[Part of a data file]
****

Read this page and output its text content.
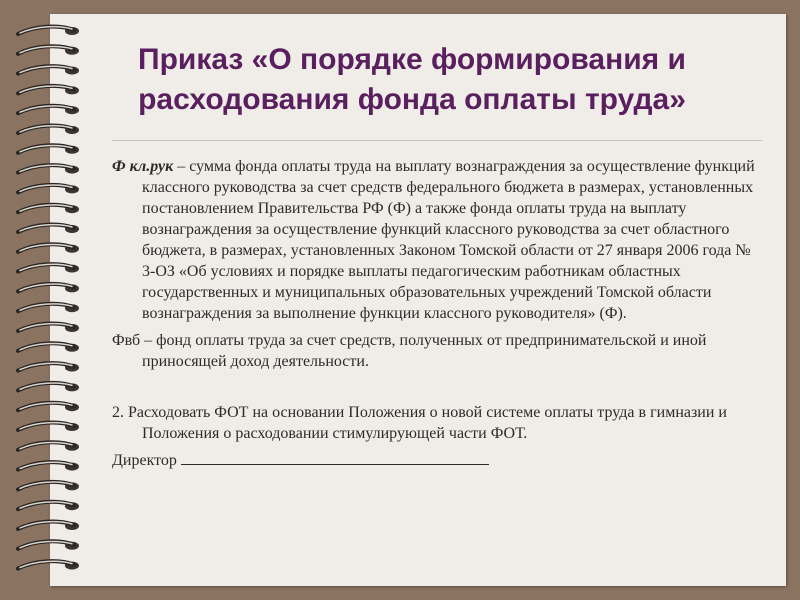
Приказ «О порядке формирования и
расходования фонда оплаты труда»

Ф кл.рук – сумма фонда оплаты труда на выплату вознаграждения за осуществление функций классного руководства за счет средств федерального бюджета в размерах, установленных постановлением Правительства РФ (Ф) а также фонда оплаты труда на выплату вознаграждения за осуществление функций классного руководства за счет областного бюджета, в размерах, установленных Законом Томской области от 27 января 2006 года № 3-ОЗ «Об условиях и порядке выплаты педагогическим работникам областных государственных и муниципальных образовательных учреждений Томской области вознаграждения за выполнение функции классного руководителя» (Ф).

Фвб – фонд оплаты труда за счет средств, полученных от предпринимательской и иной приносящей доход деятельности.

2. Расходовать ФОТ на основании Положения о новой системе оплаты труда в гимназии и Положения о расходовании стимулирующей части ФОТ.

Директор
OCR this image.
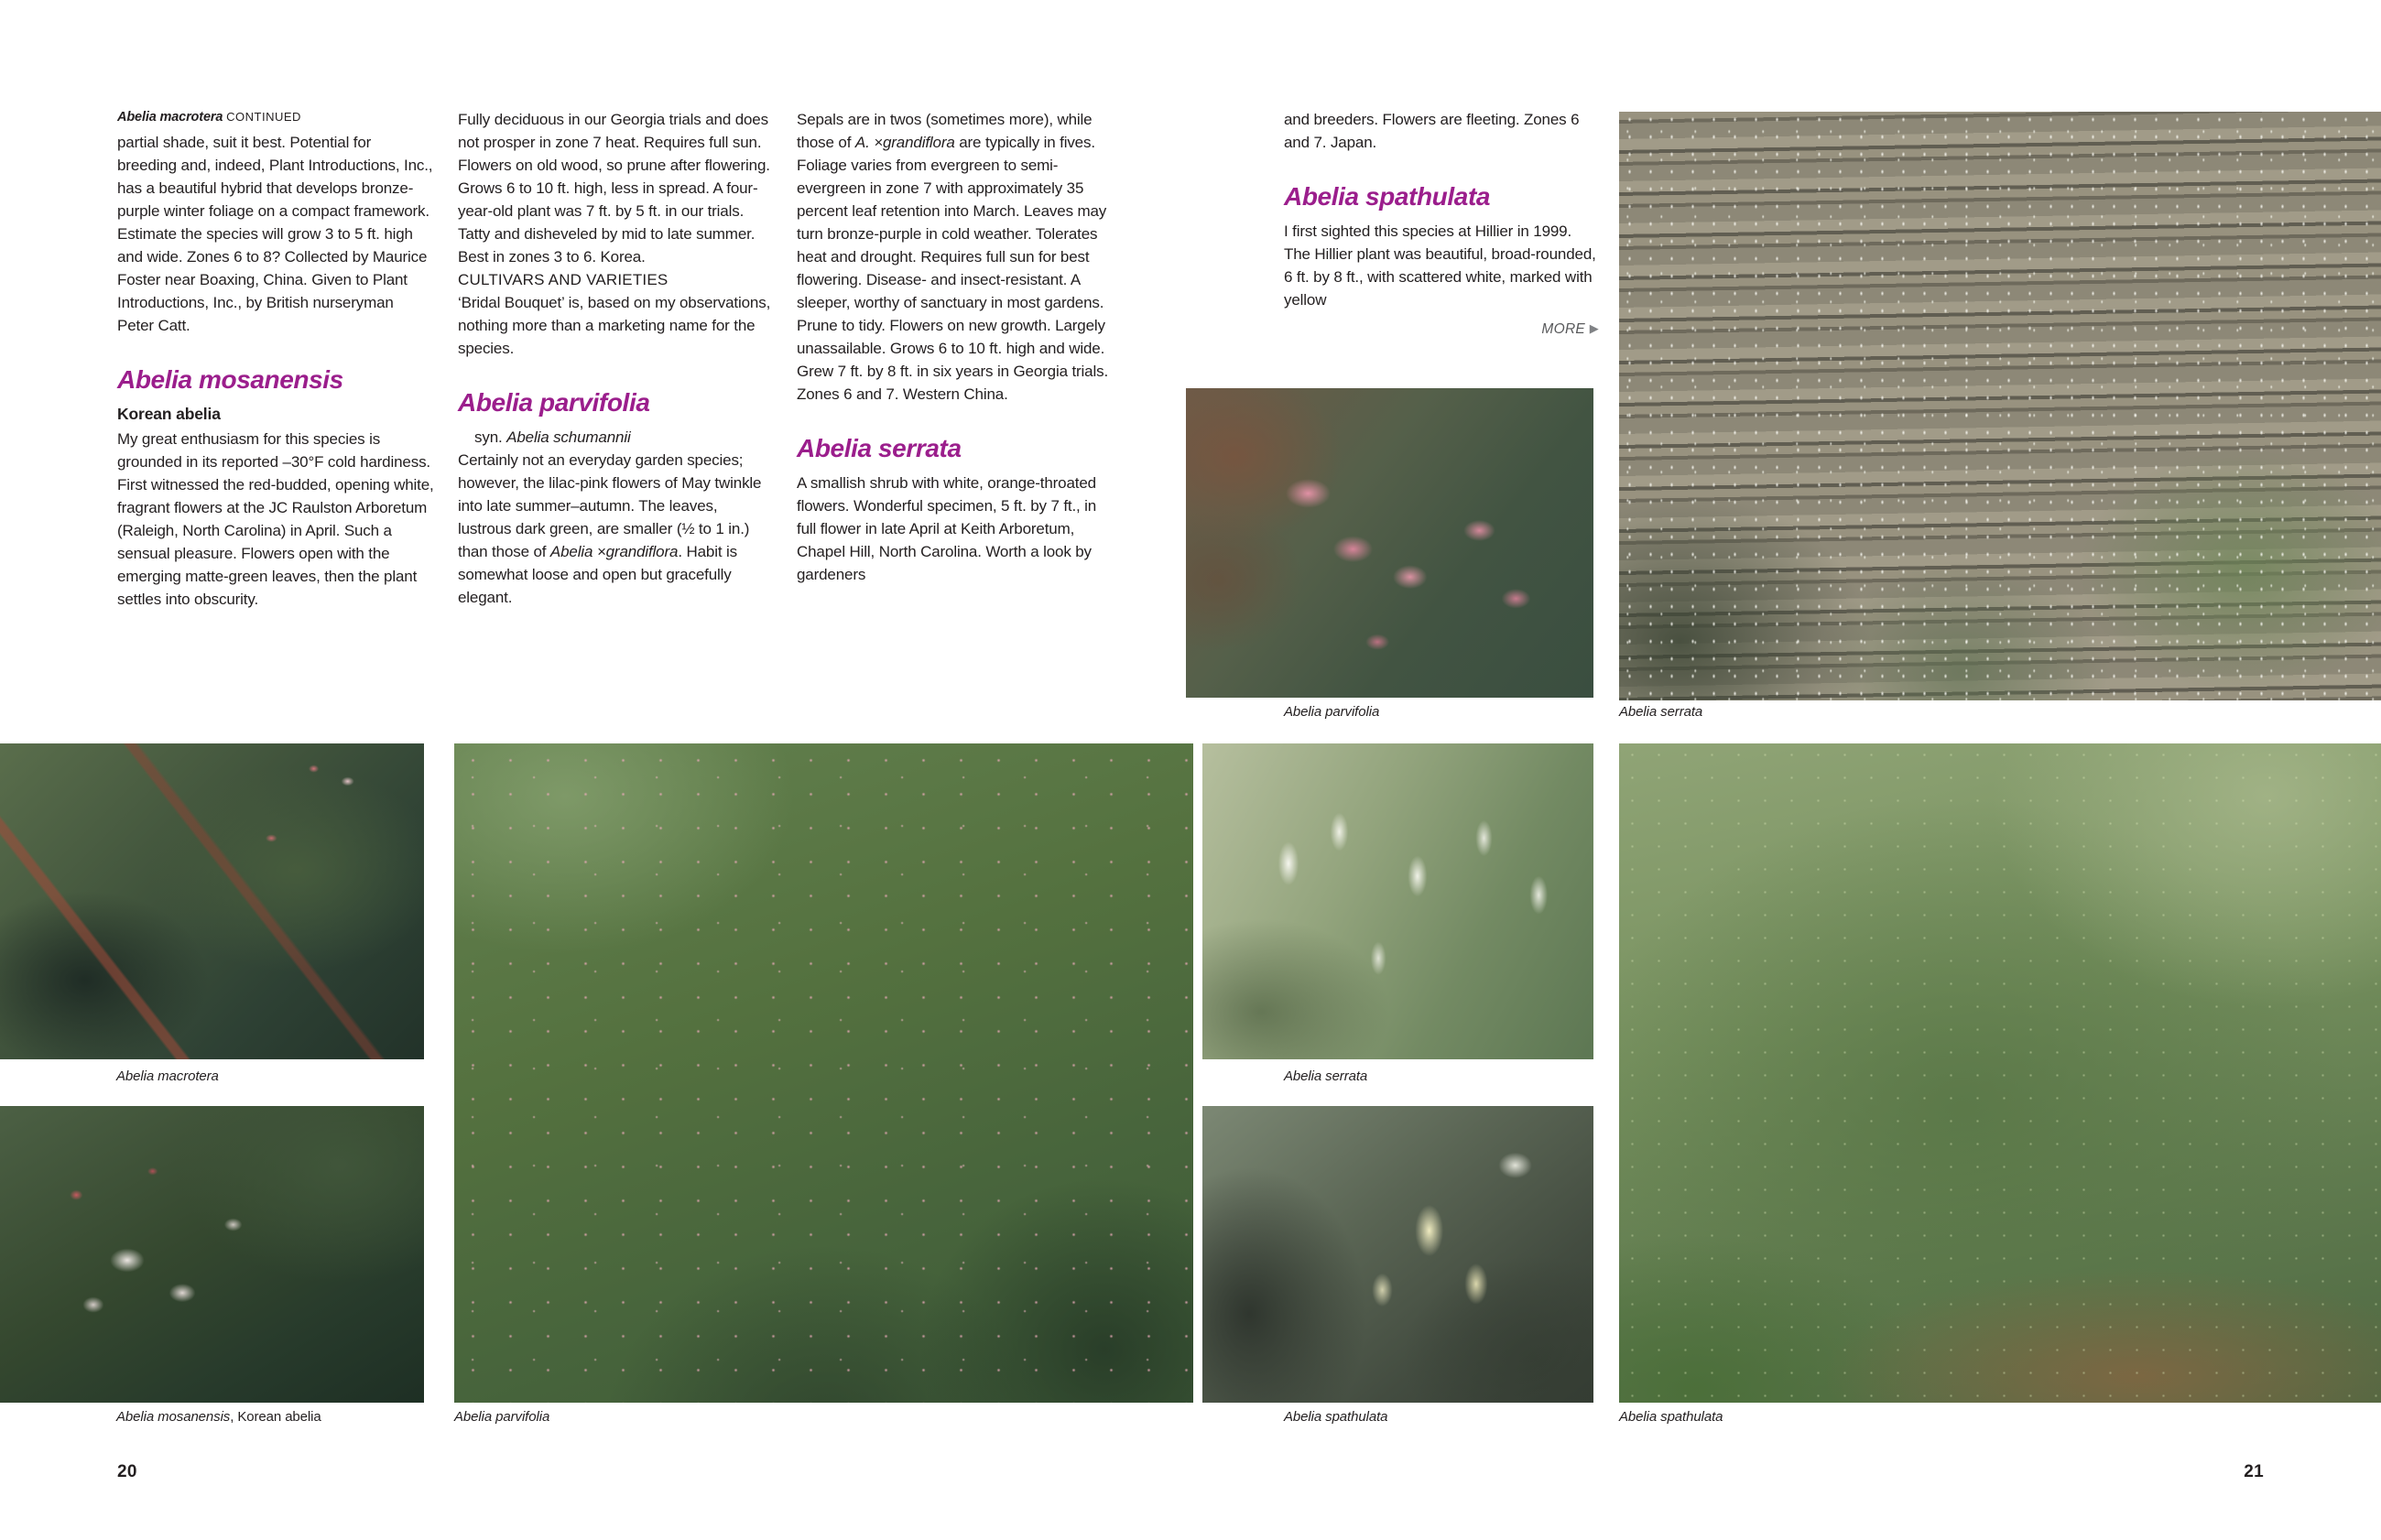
Abelia macrotera CONTINUED

partial shade, suit it best. Potential for breeding and, indeed, Plant Introductions, Inc., has a beautiful hybrid that develops bronze-purple winter foliage on a compact framework. Estimate the species will grow 3 to 5 ft. high and wide. Zones 6 to 8? Collected by Maurice Foster near Boaxing, China. Given to Plant Introductions, Inc., by British nurseryman Peter Catt.

Abelia mosanensis
Korean abelia

My great enthusiasm for this species is grounded in its reported –30°F cold hardiness. First witnessed the red-budded, opening white, fragrant flowers at the JC Raulston Arboretum (Raleigh, North Carolina) in April. Such a sensual pleasure. Flowers open with the emerging matte-green leaves, then the plant settles into obscurity.

Fully deciduous in our Georgia trials and does not prosper in zone 7 heat. Requires full sun. Flowers on old wood, so prune after flowering. Grows 6 to 10 ft. high, less in spread. A four-year-old plant was 7 ft. by 5 ft. in our trials. Tatty and disheveled by mid to late summer. Best in zones 3 to 6. Korea.

CULTIVARS AND VARIETIES

‘Bridal Bouquet’ is, based on my observations, nothing more than a marketing name for the species.

Abelia parvifolia
syn. Abelia schumannii

Certainly not an everyday garden species; however, the lilac-pink flowers of May twinkle into late summer–autumn. The leaves, lustrous dark green, are smaller (½ to 1 in.) than those of Abelia ×grandiflora. Habit is somewhat loose and open but gracefully elegant.

Sepals are in twos (sometimes more), while those of A. ×grandiflora are typically in fives. Foliage varies from evergreen to semi-evergreen in zone 7 with approximately 35 percent leaf retention into March. Leaves may turn bronze-purple in cold weather. Tolerates heat and drought. Requires full sun for best flowering. Disease- and insect-resistant. A sleeper, worthy of sanctuary in most gardens. Prune to tidy. Flowers on new growth. Largely unassailable. Grows 6 to 10 ft. high and wide. Grew 7 ft. by 8 ft. in six years in Georgia trials. Zones 6 and 7. Western China.

Abelia serrata

A smallish shrub with white, orange-throated flowers. Wonderful specimen, 5 ft. by 7 ft., in full flower in late April at Keith Arboretum, Chapel Hill, North Carolina. Worth a look by gardeners

and breeders. Flowers are fleeting. Zones 6 and 7. Japan.

Abelia spathulata

I first sighted this species at Hillier in 1999. The Hillier plant was beautiful, broad-rounded, 6 ft. by 8 ft., with scattered white, marked with yellow

MORE ▶
Abelia parvifolia	Abelia serrata
Abelia macrotera
Abelia mosanensis, Korean abelia	Abelia parvifolia
Abelia serrata
Abelia spathulata	Abelia spathulata
20	21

****

**Given task**. The records above must be printed exactly; the pictures stay out.

**Written solution**.
Read this page and output its text content.
Приказ «О порядке формирования и
расходования фонда оплаты труда»

Ф кл.рук – сумма фонда оплаты труда на выплату вознаграждения за осуществление функций классного руководства за счет средств федерального бюджета в размерах, установленных постановлением Правительства РФ (Ф) а также фонда оплаты труда на выплату вознаграждения за осуществление функций классного руководства за счет областного бюджета, в размерах, установленных Законом Томской области от 27 января 2006 года № 3-ОЗ «Об условиях и порядке выплаты педагогическим работникам областных государственных и муниципальных образовательных учреждений Томской области вознаграждения за выполнение функции классного руководителя» (Ф).

Фвб – фонд оплаты труда за счет средств, полученных от предпринимательской и иной приносящей доход деятельности.

2. Расходовать ФОТ на основании Положения о новой системе оплаты труда в гимназии и Положения о расходовании стимулирующей части ФОТ.

Директор
OCR this image.
Abelia macrotera CONTINUED

partial shade, suit it best. Potential for breeding and, indeed, Plant Introductions, Inc., has a beautiful hybrid that develops bronze-purple winter foliage on a compact framework. Estimate the species will grow 3 to 5 ft. high and wide. Zones 6 to 8? Collected by Maurice Foster near Boaxing, China. Given to Plant Introductions, Inc., by British nurseryman Peter Catt.

Abelia mosanensis
Korean abelia

My great enthusiasm for this species is grounded in its reported –30°F cold hardiness. First witnessed the red-budded, opening white, fragrant flowers at the JC Raulston Arboretum (Raleigh, North Carolina) in April. Such a sensual pleasure. Flowers open with the emerging matte-green leaves, then the plant settles into obscurity.

Fully deciduous in our Georgia trials and does not prosper in zone 7 heat. Requires full sun. Flowers on old wood, so prune after flowering. Grows 6 to 10 ft. high, less in spread. A four-year-old plant was 7 ft. by 5 ft. in our trials. Tatty and disheveled by mid to late summer. Best in zones 3 to 6. Korea.

CULTIVARS AND VARIETIES

‘Bridal Bouquet’ is, based on my observations, nothing more than a marketing name for the species.

Abelia parvifolia
syn. Abelia schumannii

Certainly not an everyday garden species; however, the lilac-pink flowers of May twinkle into late summer–autumn. The leaves, lustrous dark green, are smaller (½ to 1 in.) than those of Abelia ×grandiflora. Habit is somewhat loose and open but gracefully elegant.

Sepals are in twos (sometimes more), while those of A. ×grandiflora are typically in fives. Foliage varies from evergreen to semi-evergreen in zone 7 with approximately 35 percent leaf retention into March. Leaves may turn bronze-purple in cold weather. Tolerates heat and drought. Requires full sun for best flowering. Disease- and insect-resistant. A sleeper, worthy of sanctuary in most gardens. Prune to tidy. Flowers on new growth. Largely unassailable. Grows 6 to 10 ft. high and wide. Grew 7 ft. by 8 ft. in six years in Georgia trials. Zones 6 and 7. Western China.

Abelia serrata

A smallish shrub with white, orange-throated flowers. Wonderful specimen, 5 ft. by 7 ft., in full flower in late April at Keith Arboretum, Chapel Hill, North Carolina. Worth a look by gardeners

and breeders. Flowers are fleeting. Zones 6 and 7. Japan.

Abelia spathulata

I first sighted this species at Hillier in 1999. The Hillier plant was beautiful, broad-rounded, 6 ft. by 8 ft., with scattered white, marked with yellow

MORE ▶
Abelia parvifolia	Abelia serrata
Abelia macrotera
Abelia mosanensis, Korean abelia	Abelia parvifolia
Abelia serrata
Abelia spathulata	Abelia spathulata
20	21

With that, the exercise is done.